### Records for the task

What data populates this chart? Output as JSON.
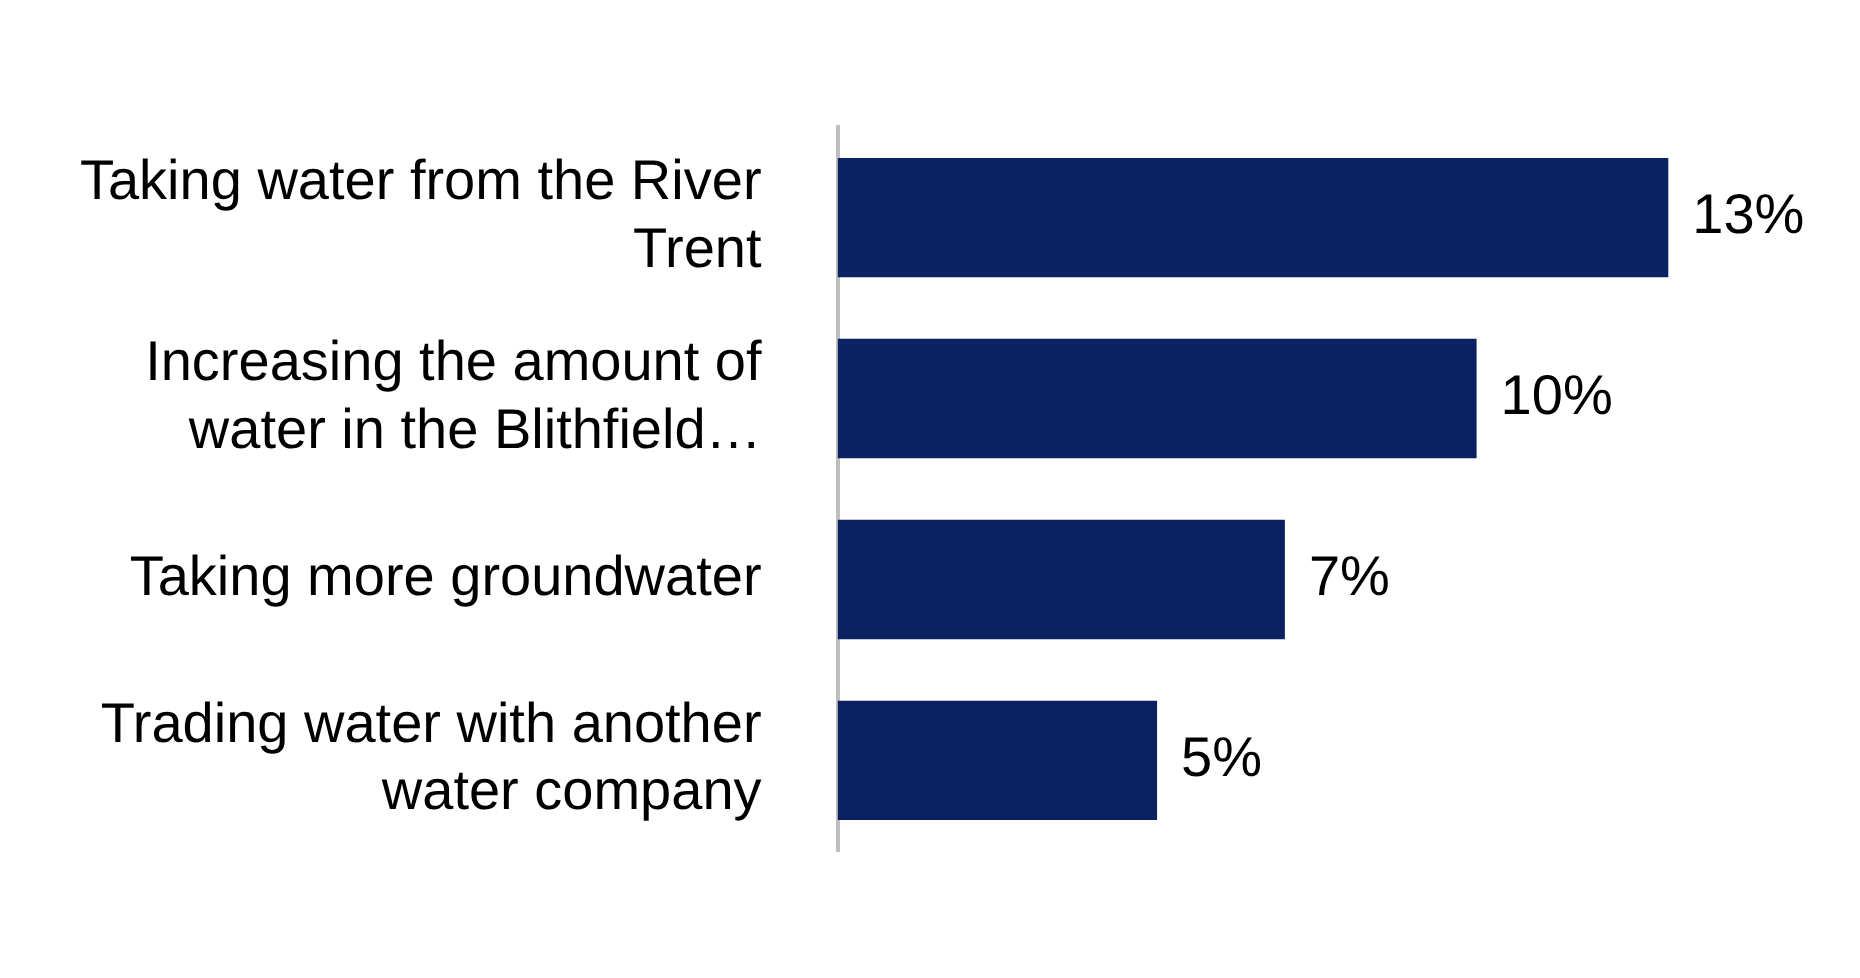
{
  "chart_data": {
    "type": "bar",
    "orientation": "horizontal",
    "categories": [
      "Taking water from the River Trent",
      "Increasing the amount of water in the Blithfield…",
      "Taking more groundwater",
      "Trading water with another water company"
    ],
    "values": [
      13,
      10,
      7,
      5
    ],
    "color": "#0b2161",
    "data_labels": true,
    "value_labels": [
      "13%",
      "10%",
      "7%",
      "5%"
    ],
    "xlim": [
      0,
      16
    ],
    "tick_labels": "y",
    "legend": false
  }
}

######

All of the records need repeating exactly, except for the pictures.

__Written answer__
What data populates this chart? Output as JSON.
{
  "chart_data": {
    "type": "bar",
    "orientation": "horizontal",
    "categories": [
      "Taking water from the River Trent",
      "Increasing the amount of water in the Blithfield…",
      "Taking more groundwater",
      "Trading water with another water company"
    ],
    "values": [
      13,
      10,
      7,
      5
    ],
    "color": "#0b2161",
    "data_labels": true,
    "value_labels": [
      "13%",
      "10%",
      "7%",
      "5%"
    ],
    "xlim": [
      0,
      16
    ],
    "tick_labels": "y",
    "legend": false
  }
}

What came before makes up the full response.